Document excerpt:
=======
Tuesday, April 17, 2012

Triumphant

If I'm not mistaken, this is the longest I've taken to write a birthday post for Miles. And it will be a little longer, because this is not that post. I did beat myself up just a bit the other day for not having it done yet, but I've decided to let that go for two very good reasons: Baby A and Baby B.

I still thought I'd post something in the meantime, and this will hopefully be an uplifting thing rather than bringing you down. As you might know, I went to the doctor a few weeks ago with a horrible cough (plus aches, chills and the occasional fever) and was told I had bronchitis. While I was there, my OB took the opportunity to draw a lot of blood for a number of other tests he felt might be necessary. At the time I felt inconvenienced since it took the phlebotomist a while to find test codes since they weren't all that common...looking back now, though, I'm grateful for the foresight my doctor had in ordering the labs he did.

A small side note: Since Casey and I began our IVF journey back in September 2009, we had collected quite a few sharps boxes (seven, to be exact). Sharps boxes are those plastic red boxes you see in doctors' offices and in hospitals where old needles/syringes are discarded. With every cycle came a box of meds, and with that box came a sharps box. We had seven because we'd been through five complete cycles plus two canceled cycles.

Fast forward to the present day, more than two years later, and we were still housing these things -- safely, mind you. But not a week had passed since my doctor visit and Casey came home declaring that he was finally going to get rid of them; had a medical care facility that would dispose of them safely for us. This was the closing of a chapter -- a small one, but a chapter nonetheless -- along our journey, and I was excited for it. Before Casey could take them all away, I lined the boxes up in the sun room and took pictures of them (we've established I'm strange, so leave it alone). After lunch, the boxes were whisked away by my ever-thoughtful husband.
=======
Data extracts:

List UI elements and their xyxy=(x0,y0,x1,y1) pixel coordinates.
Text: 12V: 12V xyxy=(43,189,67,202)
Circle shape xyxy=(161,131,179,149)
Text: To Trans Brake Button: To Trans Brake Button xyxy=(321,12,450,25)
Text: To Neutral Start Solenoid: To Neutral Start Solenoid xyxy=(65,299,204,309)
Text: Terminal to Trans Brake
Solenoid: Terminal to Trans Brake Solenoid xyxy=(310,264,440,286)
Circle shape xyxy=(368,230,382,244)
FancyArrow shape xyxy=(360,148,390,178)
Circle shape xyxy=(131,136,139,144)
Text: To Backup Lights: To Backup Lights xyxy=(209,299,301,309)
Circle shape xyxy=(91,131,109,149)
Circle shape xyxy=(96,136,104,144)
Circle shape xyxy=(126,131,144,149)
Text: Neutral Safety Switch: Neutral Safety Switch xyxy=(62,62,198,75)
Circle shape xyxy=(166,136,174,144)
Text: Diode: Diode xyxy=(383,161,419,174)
=======
Write out the passage of the "Triumphant" blog post from "Fast forward to" up to and including "my ever-thoughtful husband.".

Fast forward to the present day, more than two years later, and we were still housing these things -- safely, mind you. But not a week had passed since my doctor visit and Casey came home declaring that he was finally going to get rid of them; had a medical care facility that would dispose of them safely for us. This was the closing of a chapter -- a small one, but a chapter nonetheless -- along our journey, and I was excited for it. Before Casey could take them all away, I lined the boxes up in the sun room and took pictures of them (we've established I'm strange, so leave it alone). After lunch, the boxes were whisked away by my ever-thoughtful husband.